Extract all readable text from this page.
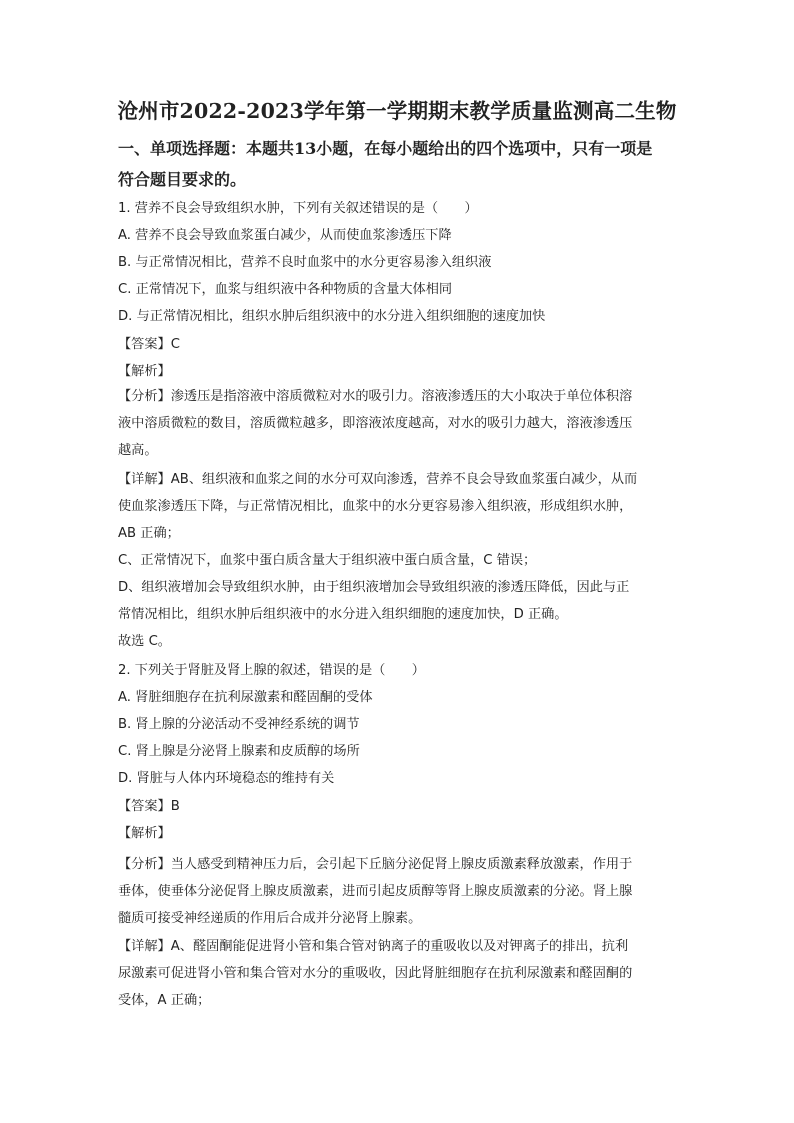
沧州市2022-2023学年第一学期期末教学质量监测高二生物
一、单项选择题：本题共13小题，在每小题给出的四个选项中，只有一项是
符合题目要求的。
1. 营养不良会导致组织水肿，下列有关叙述错误的是（　　）
A. 营养不良会导致血浆蛋白减少，从而使血浆渗透压下降
B. 与正常情况相比，营养不良时血浆中的水分更容易渗入组织液
C. 正常情况下，血浆与组织液中各种物质的含量大体相同
D. 与正常情况相比，组织水肿后组织液中的水分进入组织细胞的速度加快
【答案】C
【解析】

【分析】渗透压是指溶液中溶质微粒对水的吸引力。溶液渗透压的大小取决于单位体积溶

液中溶质微粒的数目，溶质微粒越多，即溶液浓度越高，对水的吸引力越大，溶液渗透压

越高。

【详解】AB、组织液和血浆之间的水分可双向渗透，营养不良会导致血浆蛋白减少，从而

使血浆渗透压下降，与正常情况相比，血浆中的水分更容易渗入组织液，形成组织水肿，

AB 正确；

C、正常情况下，血浆中蛋白质含量大于组织液中蛋白质含量，C 错误；

D、组织液增加会导致组织水肿，由于组织液增加会导致组织液的渗透压降低，因此与正

常情况相比，组织水肿后组织液中的水分进入组织细胞的速度加快，D 正确。

故选 C。

2. 下列关于肾脏及肾上腺的叙述，错误的是（　　）
A. 肾脏细胞存在抗利尿激素和醛固酮的受体
B. 肾上腺的分泌活动不受神经系统的调节
C. 肾上腺是分泌肾上腺素和皮质醇的场所
D. 肾脏与人体内环境稳态的维持有关
【答案】B
【解析】

【分析】当人感受到精神压力后，会引起下丘脑分泌促肾上腺皮质激素释放激素，作用于

垂体，使垂体分泌促肾上腺皮质激素，进而引起皮质醇等肾上腺皮质激素的分泌。肾上腺

髓质可接受神经递质的作用后合成并分泌肾上腺素。

【详解】A、醛固酮能促进肾小管和集合管对钠离子的重吸收以及对钾离子的排出，抗利

尿激素可促进肾小管和集合管对水分的重吸收，因此肾脏细胞存在抗利尿激素和醛固酮的

受体，A 正确；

───

■ **Given exercise**
Every line above should be repeated exactly; pictures stay out of the copy.

■ **Solution**
Extract all readable text from this page.
沧州市2022-2023学年第一学期期末教学质量监测高二生物
一、单项选择题：本题共13小题，在每小题给出的四个选项中，只有一项是
符合题目要求的。
1. 营养不良会导致组织水肿，下列有关叙述错误的是（　　）
A. 营养不良会导致血浆蛋白减少，从而使血浆渗透压下降
B. 与正常情况相比，营养不良时血浆中的水分更容易渗入组织液
C. 正常情况下，血浆与组织液中各种物质的含量大体相同
D. 与正常情况相比，组织水肿后组织液中的水分进入组织细胞的速度加快
【答案】C
【解析】

【分析】渗透压是指溶液中溶质微粒对水的吸引力。溶液渗透压的大小取决于单位体积溶

液中溶质微粒的数目，溶质微粒越多，即溶液浓度越高，对水的吸引力越大，溶液渗透压

越高。

【详解】AB、组织液和血浆之间的水分可双向渗透，营养不良会导致血浆蛋白减少，从而

使血浆渗透压下降，与正常情况相比，血浆中的水分更容易渗入组织液，形成组织水肿，

AB 正确；

C、正常情况下，血浆中蛋白质含量大于组织液中蛋白质含量，C 错误；

D、组织液增加会导致组织水肿，由于组织液增加会导致组织液的渗透压降低，因此与正

常情况相比，组织水肿后组织液中的水分进入组织细胞的速度加快，D 正确。

故选 C。

2. 下列关于肾脏及肾上腺的叙述，错误的是（　　）
A. 肾脏细胞存在抗利尿激素和醛固酮的受体
B. 肾上腺的分泌活动不受神经系统的调节
C. 肾上腺是分泌肾上腺素和皮质醇的场所
D. 肾脏与人体内环境稳态的维持有关
【答案】B
【解析】

【分析】当人感受到精神压力后，会引起下丘脑分泌促肾上腺皮质激素释放激素，作用于

垂体，使垂体分泌促肾上腺皮质激素，进而引起皮质醇等肾上腺皮质激素的分泌。肾上腺

髓质可接受神经递质的作用后合成并分泌肾上腺素。

【详解】A、醛固酮能促进肾小管和集合管对钠离子的重吸收以及对钾离子的排出，抗利

尿激素可促进肾小管和集合管对水分的重吸收，因此肾脏细胞存在抗利尿激素和醛固酮的

受体，A 正确；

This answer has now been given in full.